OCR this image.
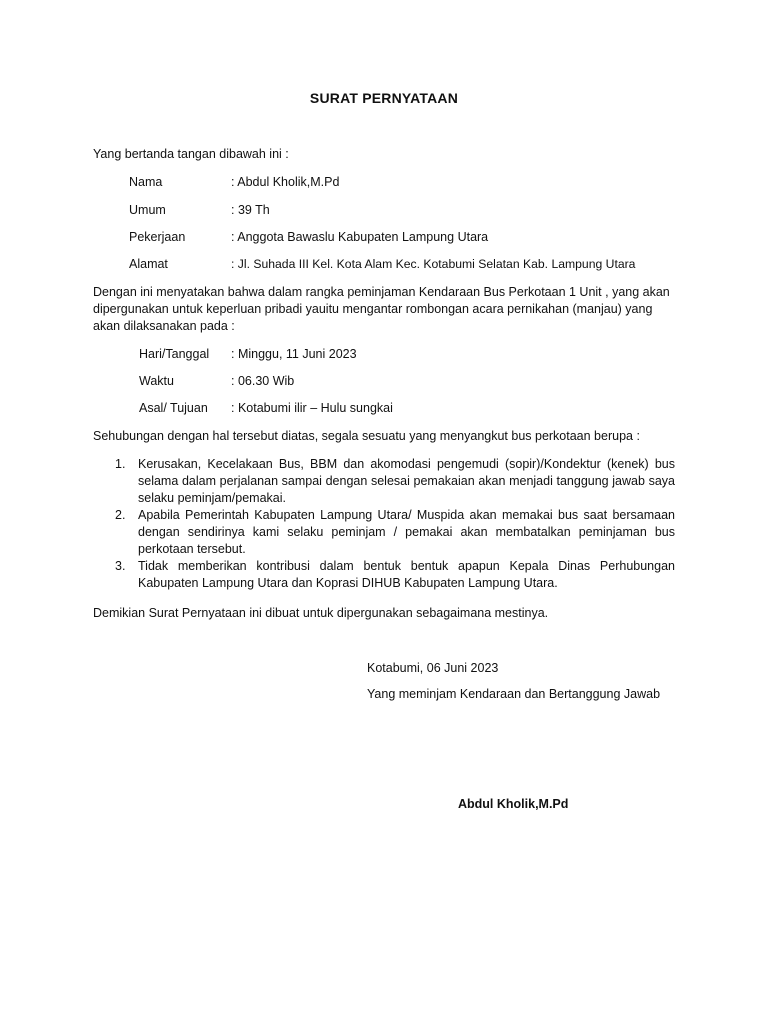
SURAT PERNYATAAN
Yang bertanda tangan dibawah ini :
Nama	: Abdul Kholik,M.Pd
Umum	: 39 Th
Pekerjaan	: Anggota Bawaslu Kabupaten Lampung Utara
Alamat	: Jl. Suhada III Kel. Kota Alam Kec. Kotabumi Selatan Kab. Lampung Utara
Dengan ini menyatakan bahwa dalam rangka peminjaman Kendaraan Bus Perkotaan 1 Unit , yang akan dipergunakan untuk keperluan pribadi yauitu mengantar rombongan acara pernikahan (manjau) yang akan dilaksanakan pada :
Hari/Tanggal : Minggu, 11 Juni 2023
Waktu	: 06.30 Wib
Asal/ Tujuan : Kotabumi ilir – Hulu sungkai
Sehubungan dengan hal tersebut diatas, segala sesuatu yang menyangkut bus perkotaan berupa :
1. Kerusakan, Kecelakaan Bus, BBM dan akomodasi pengemudi (sopir)/Kondektur (kenek) bus selama dalam perjalanan sampai dengan selesai pemakaian akan menjadi tanggung jawab saya selaku peminjam/pemakai.
2. Apabila Pemerintah Kabupaten Lampung Utara/ Muspida akan memakai bus saat bersamaan dengan sendirinya kami selaku peminjam / pemakai akan membatalkan peminjaman bus perkotaan tersebut.
3. Tidak memberikan kontribusi dalam bentuk bentuk apapun Kepala Dinas Perhubungan Kabupaten Lampung Utara dan Koprasi DIHUB Kabupaten Lampung Utara.
Demikian Surat Pernyataan ini dibuat untuk dipergunakan sebagaimana mestinya.
Kotabumi, 06 Juni 2023
Yang meminjam Kendaraan dan Bertanggung Jawab
Abdul Kholik,M.Pd
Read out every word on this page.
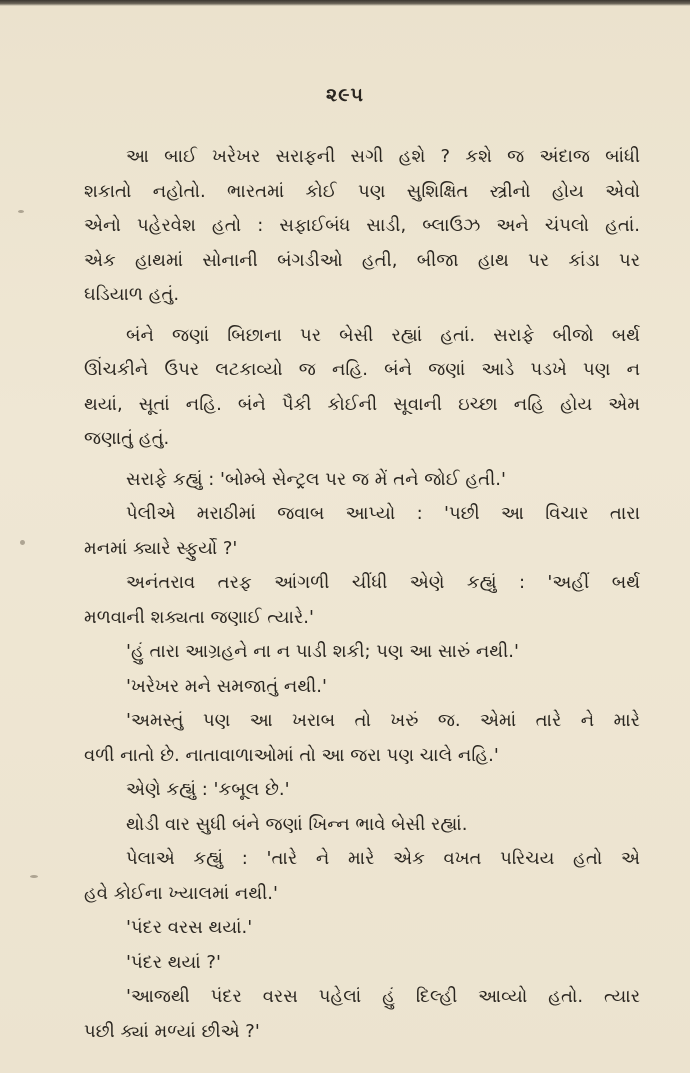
૨૯૫
આ બાઈ ખરેખર સરાફની સગી હશે ? કશે જ અંદાજ બાંધી
શકાતો નહોતો. ભારતમાં કોઈ પણ સુશિક્ષિત સ્ત્રીનો હોય એવો
એનો પહેરવેશ હતો : સફાઈબંધ સાડી, બ્લાઉઝ અને ચંપલો હતાં.
એક હાથમાં સોનાની બંગડીઓ હતી, બીજા હાથ પર કાંડા પર
ઘડિયાળ હતું.
બંને જણાં બિછાના પર બેસી રહ્યાં હતાં. સરાફે બીજો બર્થ
ઊંચકીને ઉપર લટકાવ્યો જ નહિ. બંને જણાં આડે પડખે પણ ન
થયાં, સૂતાં નહિ. બંને પૈકી કોઈની સૂવાની ઇચ્છા નહિ હોય એમ
જણાતું હતું.
સરાફે કહ્યું : 'બોમ્બે સેન્ટ્રલ પર જ મેં તને જોઈ હતી.'
પેલીએ મરાઠીમાં જવાબ આપ્યો : 'પછી આ વિચાર તારા
મનમાં ક્યારે સ્ફુર્યો ?'
અનંતરાવ તરફ આંગળી ચીંધી એણે કહ્યું : 'અહીં બર્થ
મળવાની શક્યતા જણાઈ ત્યારે.'
'હું તારા આગ્રહને ના ન પાડી શકી; પણ આ સારું નથી.'
'ખરેખર મને સમજાતું નથી.'
'અમસ્તું પણ આ ખરાબ તો ખરું જ. એમાં તારે ને મારે
વળી નાતો છે. નાતાવાળાઓમાં તો આ જરા પણ ચાલે નહિ.'
એણે કહ્યું : 'કબૂલ છે.'
થોડી વાર સુધી બંને જણાં ખિન્ન ભાવે બેસી રહ્યાં.
પેલાએ કહ્યું : 'તારે ને મારે એક વખત પરિચય હતો એ
હવે કોઈના ખ્યાલમાં નથી.'
'પંદર વરસ થયાં.'
'પંદર થયાં ?'
'આજથી પંદર વરસ પહેલાં હું દિલ્હી આવ્યો હતો. ત્યાર
પછી ક્યાં મળ્યાં છીએ ?'
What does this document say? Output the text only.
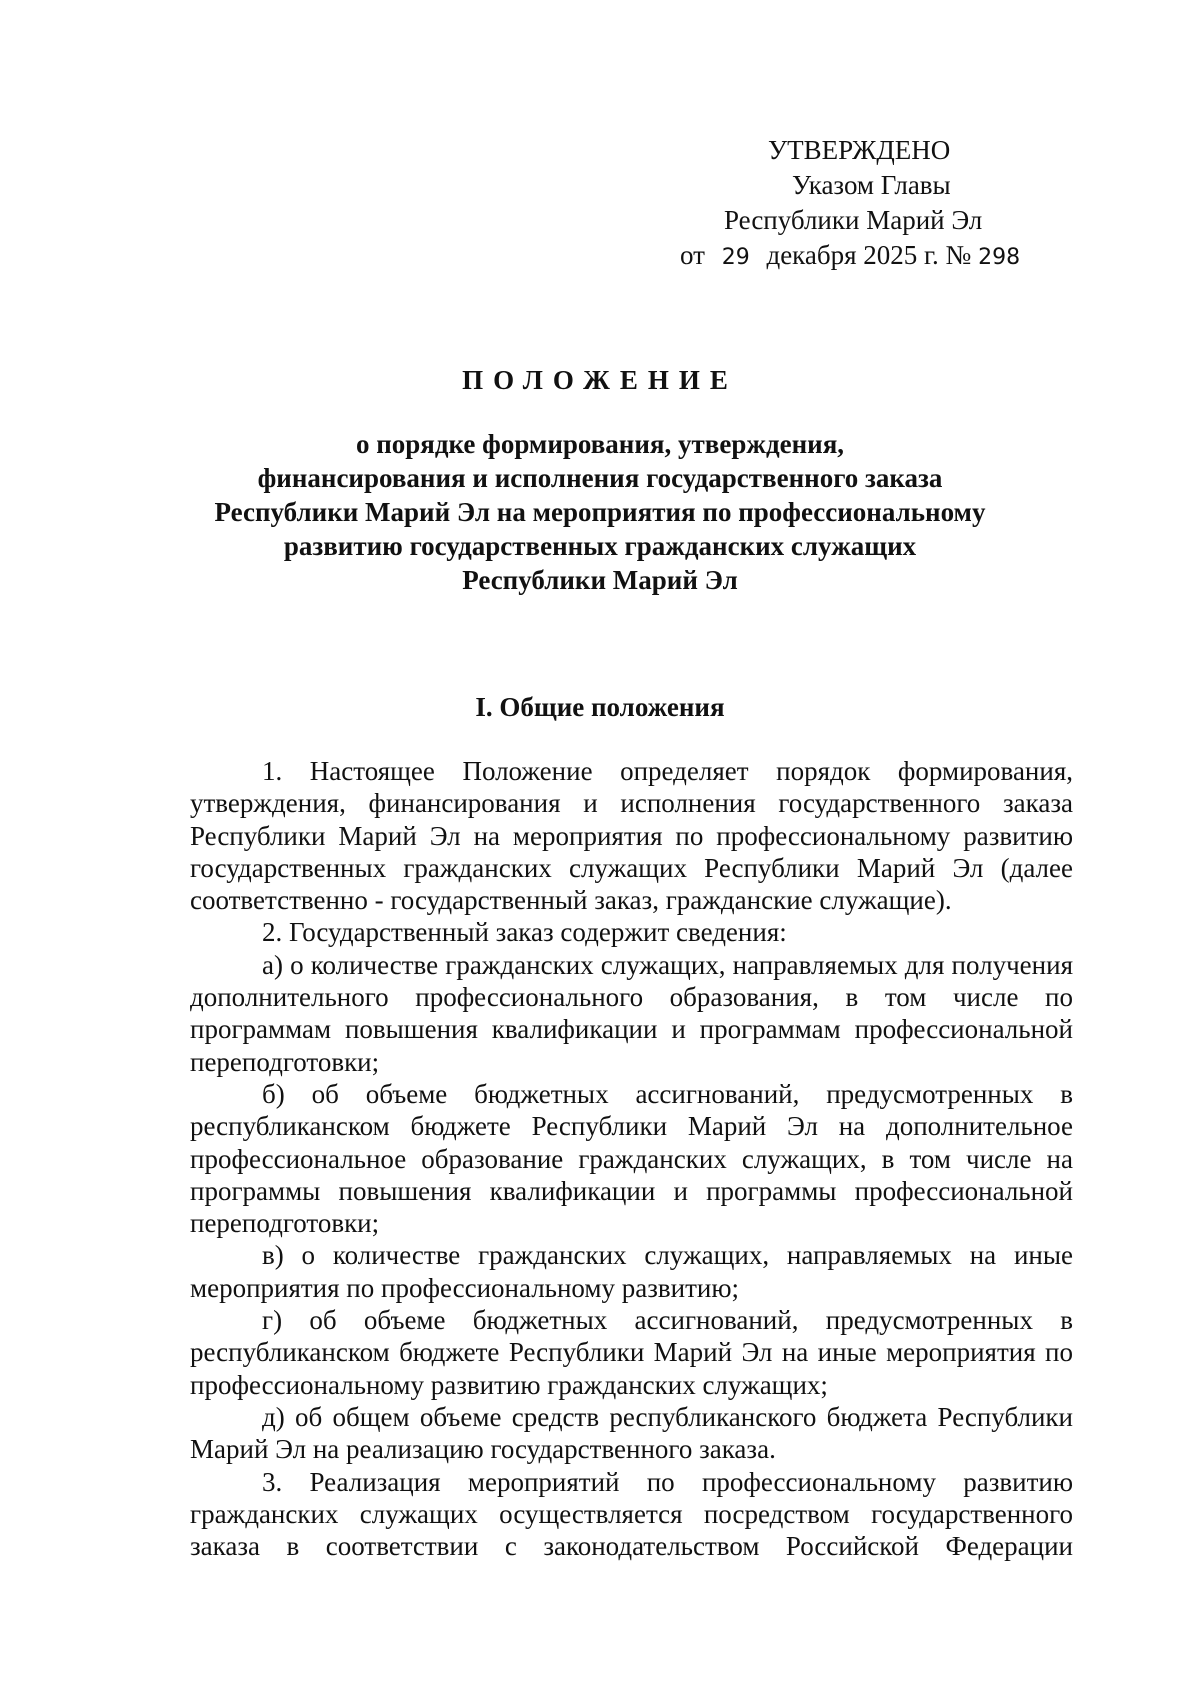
УТВЕРЖДЕНО
Указом Главы
Республики Марий Эл
от 29 декабря 2025 г. № 298
ПОЛОЖЕНИЕ
о порядке формирования, утверждения,
финансирования и исполнения государственного заказа
Республики Марий Эл на мероприятия по профессиональному
развитию государственных гражданских служащих
Республики Марий Эл
I. Общие положения

1. Настоящее Положение определяет порядок формирования, утверждения, финансирования и исполнения государственного заказа Республики Марий Эл на мероприятия по профессиональному развитию государственных гражданских служащих Республики Марий Эл (далее соответственно - государственный заказ, гражданские служащие).

2. Государственный заказ содержит сведения:

а) о количестве гражданских служащих, направляемых для получения дополнительного профессионального образования, в том числе по программам повышения квалификации и программам профессиональной переподготовки;

б) об объеме бюджетных ассигнований, предусмотренных в республиканском бюджете Республики Марий Эл на дополнительное профессиональное образование гражданских служащих, в том числе на программы повышения квалификации и программы профессиональной переподготовки;

в) о количестве гражданских служащих, направляемых на иные мероприятия по профессиональному развитию;

г) об объеме бюджетных ассигнований, предусмотренных в республиканском бюджете Республики Марий Эл на иные мероприятия по профессиональному развитию гражданских служащих;

д) об общем объеме средств республиканского бюджета Республики Марий Эл на реализацию государственного заказа.

3. Реализация мероприятий по профессиональному развитию гражданских служащих осуществляется посредством государственного заказа в соответствии с законодательством Российской Федерации
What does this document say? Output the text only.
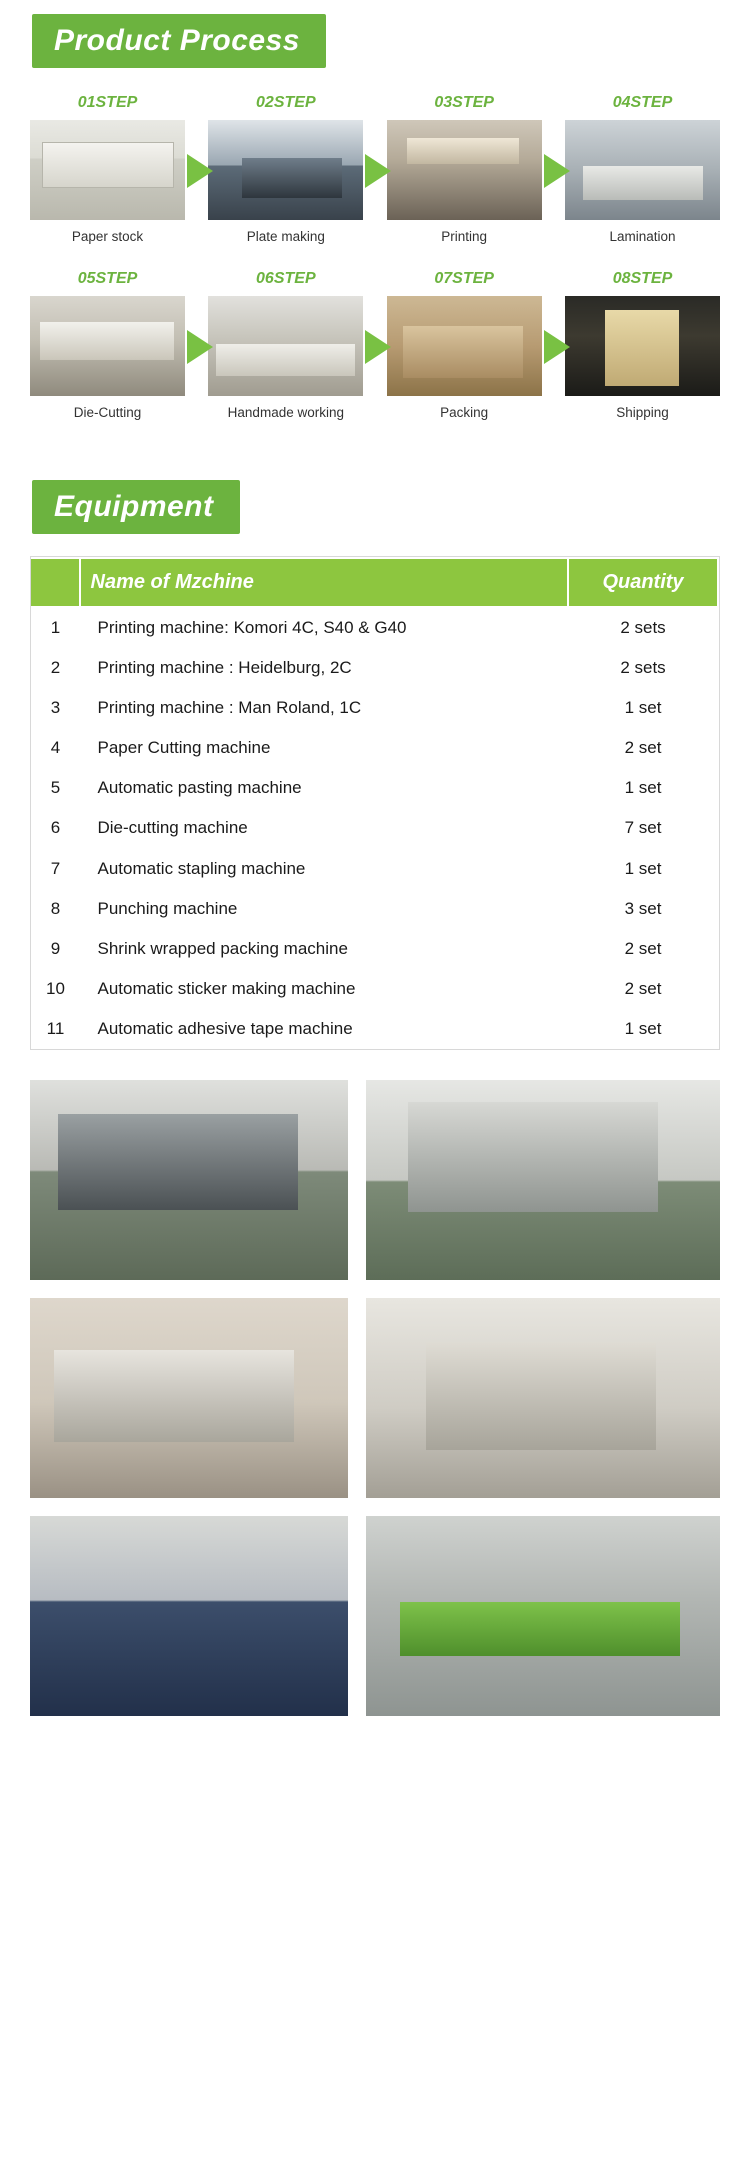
Product Process
01STEP
Paper stock
02STEP
Plate making
03STEP
Printing
04STEP
Lamination
05STEP
Die-Cutting
06STEP
Handmade working
07STEP
Packing
08STEP
Shipping
Equipment
	Name of Mzchine	Quantity
1	Printing machine: Komori 4C, S40 & G40	2 sets
2	Printing machine : Heidelburg, 2C	2 sets
3	Printing machine : Man Roland, 1C	1 set
4	Paper Cutting machine	2 set
5	Automatic pasting machine	1 set
6	Die-cutting machine	7 set
7	Automatic stapling machine	1 set
8	Punching machine	3 set
9	Shrink wrapped packing machine	2 set
10	Automatic sticker making machine	2 set
11	Automatic adhesive tape machine	1 set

○ ○ ○ ○ ○

## THE TASK
Look over the listing. Pull out every line with the string "pemakai" in it.

## SOLUTION TO THIS PROBLEM
1. Kerusakan, Kecelakaan Bus, BBM dan akomodasi pengemudi (sopir)/Kondektur (kenek) bus selama dalam perjalanan sampai dengan selesai pemakaian akan menjadi tanggung jawab saya selaku peminjam/pemakai.
2. Apabila Pemerintah Kabupaten Lampung Utara/ Muspida akan memakai bus saat bersamaan dengan sendirinya kami selaku peminjam / pemakai akan membatalkan peminjaman bus perkotaan tersebut.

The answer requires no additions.